-------- Input data --------

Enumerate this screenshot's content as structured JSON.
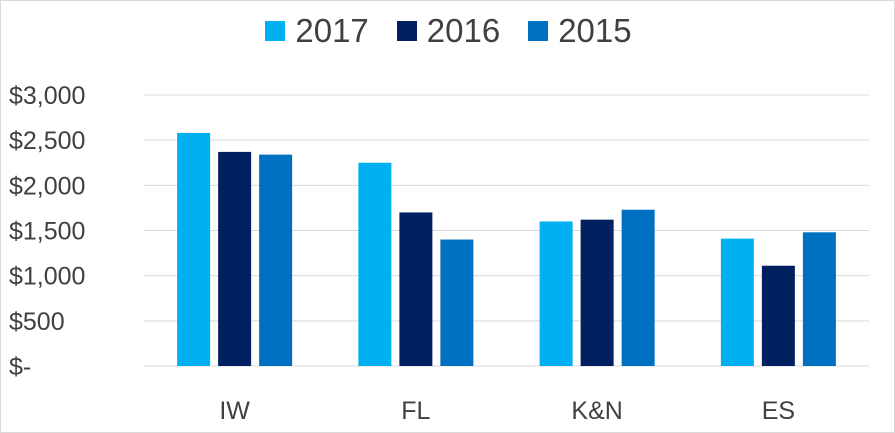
{
  "chart_data": {
    "type": "bar",
    "categories": [
      "IW",
      "FL",
      "K&N",
      "ES"
    ],
    "series": [
      {
        "name": "2017",
        "color": "#00b0f0",
        "values": [
          2580,
          2250,
          1600,
          1410
        ]
      },
      {
        "name": "2016",
        "color": "#002060",
        "values": [
          2370,
          1700,
          1620,
          1110
        ]
      },
      {
        "name": "2015",
        "color": "#0070c0",
        "values": [
          2340,
          1400,
          1730,
          1480
        ]
      }
    ],
    "y_ticks": [
      0,
      500,
      1000,
      1500,
      2000,
      2500,
      3000
    ],
    "y_tick_labels": [
      "$-",
      "$500",
      "$1,000",
      "$1,500",
      "$2,000",
      "$2,500",
      "$3,000"
    ],
    "ylim": [
      0,
      3000
    ],
    "grid": true,
    "legend_position": "top"
  }
}
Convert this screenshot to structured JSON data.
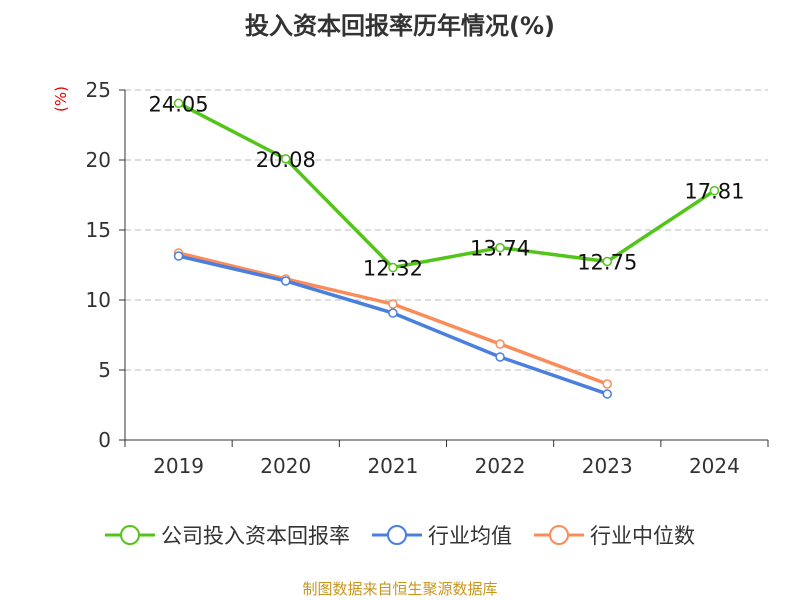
{
  "chart_data": {
    "type": "line",
    "title": "投入资本回报率历年情况(%)",
    "ylabel": "(%)",
    "categories": [
      "2019",
      "2020",
      "2021",
      "2022",
      "2023",
      "2024"
    ],
    "ylim": [
      0,
      25
    ],
    "yticks": [
      0,
      5,
      10,
      15,
      20,
      25
    ],
    "grid": true,
    "legend_position": "bottom",
    "series": [
      {
        "name": "公司投入资本回报率",
        "color": "#52c41a",
        "values": [
          24.05,
          20.08,
          12.32,
          13.74,
          12.75,
          17.81
        ],
        "labels": [
          "24.05",
          "20.08",
          "12.32",
          "13.74",
          "12.75",
          "17.81"
        ]
      },
      {
        "name": "行业均值",
        "color": "#4a7fe0",
        "values": [
          13.14,
          11.36,
          9.07,
          5.93,
          3.29,
          null
        ]
      },
      {
        "name": "行业中位数",
        "color": "#fa8c5a",
        "values": [
          13.36,
          11.5,
          9.71,
          6.86,
          4.0,
          null
        ]
      }
    ]
  },
  "source": "制图数据来自恒生聚源数据库"
}
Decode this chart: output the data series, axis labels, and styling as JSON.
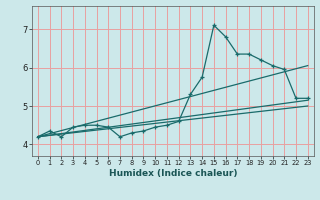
{
  "xlabel": "Humidex (Indice chaleur)",
  "bg_color": "#cce8ea",
  "grid_color": "#e8a0a0",
  "line_color": "#1a6b6b",
  "xlim": [
    -0.5,
    23.5
  ],
  "ylim": [
    3.7,
    7.6
  ],
  "xticks": [
    0,
    1,
    2,
    3,
    4,
    5,
    6,
    7,
    8,
    9,
    10,
    11,
    12,
    13,
    14,
    15,
    16,
    17,
    18,
    19,
    20,
    21,
    22,
    23
  ],
  "yticks": [
    4,
    5,
    6,
    7
  ],
  "line1_x": [
    0,
    1,
    2,
    3,
    4,
    5,
    6,
    7,
    8,
    9,
    10,
    11,
    12,
    13,
    14,
    15,
    16,
    17,
    18,
    19,
    20,
    21,
    22,
    23
  ],
  "line1_y": [
    4.2,
    4.35,
    4.2,
    4.45,
    4.5,
    4.5,
    4.45,
    4.2,
    4.3,
    4.35,
    4.45,
    4.5,
    4.6,
    5.3,
    5.75,
    7.1,
    6.8,
    6.35,
    6.35,
    6.2,
    6.05,
    5.95,
    5.2,
    5.2
  ],
  "line2_x": [
    0,
    23
  ],
  "line2_y": [
    4.2,
    5.15
  ],
  "line3_x": [
    0,
    23
  ],
  "line3_y": [
    4.2,
    6.05
  ],
  "line4_x": [
    0,
    23
  ],
  "line4_y": [
    4.2,
    5.0
  ]
}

--------

→ **Aim of the exercise**
Leave out the pictures and retype every line above exactly.

→ **Answer for this exercise**
Enumerate this screenshot's content as structured JSON.
{
  "chart_data": {
    "type": "bar",
    "categories": [
      "IW",
      "FL",
      "K&N",
      "ES"
    ],
    "series": [
      {
        "name": "2017",
        "color": "#00b0f0",
        "values": [
          2580,
          2250,
          1600,
          1410
        ]
      },
      {
        "name": "2016",
        "color": "#002060",
        "values": [
          2370,
          1700,
          1620,
          1110
        ]
      },
      {
        "name": "2015",
        "color": "#0070c0",
        "values": [
          2340,
          1400,
          1730,
          1480
        ]
      }
    ],
    "y_ticks": [
      0,
      500,
      1000,
      1500,
      2000,
      2500,
      3000
    ],
    "y_tick_labels": [
      "$-",
      "$500",
      "$1,000",
      "$1,500",
      "$2,000",
      "$2,500",
      "$3,000"
    ],
    "ylim": [
      0,
      3000
    ],
    "grid": true,
    "legend_position": "top"
  }
}
Convert this screenshot to structured JSON data.
{
  "chart_data": {
    "type": "line",
    "title": "投入资本回报率历年情况(%)",
    "ylabel": "(%)",
    "categories": [
      "2019",
      "2020",
      "2021",
      "2022",
      "2023",
      "2024"
    ],
    "ylim": [
      0,
      25
    ],
    "yticks": [
      0,
      5,
      10,
      15,
      20,
      25
    ],
    "grid": true,
    "legend_position": "bottom",
    "series": [
      {
        "name": "公司投入资本回报率",
        "color": "#52c41a",
        "values": [
          24.05,
          20.08,
          12.32,
          13.74,
          12.75,
          17.81
        ],
        "labels": [
          "24.05",
          "20.08",
          "12.32",
          "13.74",
          "12.75",
          "17.81"
        ]
      },
      {
        "name": "行业均值",
        "color": "#4a7fe0",
        "values": [
          13.14,
          11.36,
          9.07,
          5.93,
          3.29,
          null
        ]
      },
      {
        "name": "行业中位数",
        "color": "#fa8c5a",
        "values": [
          13.36,
          11.5,
          9.71,
          6.86,
          4.0,
          null
        ]
      }
    ]
  },
  "source": "制图数据来自恒生聚源数据库"
}
Decode this chart: output the data series, axis labels, and styling as JSON.
{
  "xlabel": "Humidex (Indice chaleur)",
  "bg_color": "#cce8ea",
  "grid_color": "#e8a0a0",
  "line_color": "#1a6b6b",
  "xlim": [
    -0.5,
    23.5
  ],
  "ylim": [
    3.7,
    7.6
  ],
  "xticks": [
    0,
    1,
    2,
    3,
    4,
    5,
    6,
    7,
    8,
    9,
    10,
    11,
    12,
    13,
    14,
    15,
    16,
    17,
    18,
    19,
    20,
    21,
    22,
    23
  ],
  "yticks": [
    4,
    5,
    6,
    7
  ],
  "line1_x": [
    0,
    1,
    2,
    3,
    4,
    5,
    6,
    7,
    8,
    9,
    10,
    11,
    12,
    13,
    14,
    15,
    16,
    17,
    18,
    19,
    20,
    21,
    22,
    23
  ],
  "line1_y": [
    4.2,
    4.35,
    4.2,
    4.45,
    4.5,
    4.5,
    4.45,
    4.2,
    4.3,
    4.35,
    4.45,
    4.5,
    4.6,
    5.3,
    5.75,
    7.1,
    6.8,
    6.35,
    6.35,
    6.2,
    6.05,
    5.95,
    5.2,
    5.2
  ],
  "line2_x": [
    0,
    23
  ],
  "line2_y": [
    4.2,
    5.15
  ],
  "line3_x": [
    0,
    23
  ],
  "line3_y": [
    4.2,
    6.05
  ],
  "line4_x": [
    0,
    23
  ],
  "line4_y": [
    4.2,
    5.0
  ]
}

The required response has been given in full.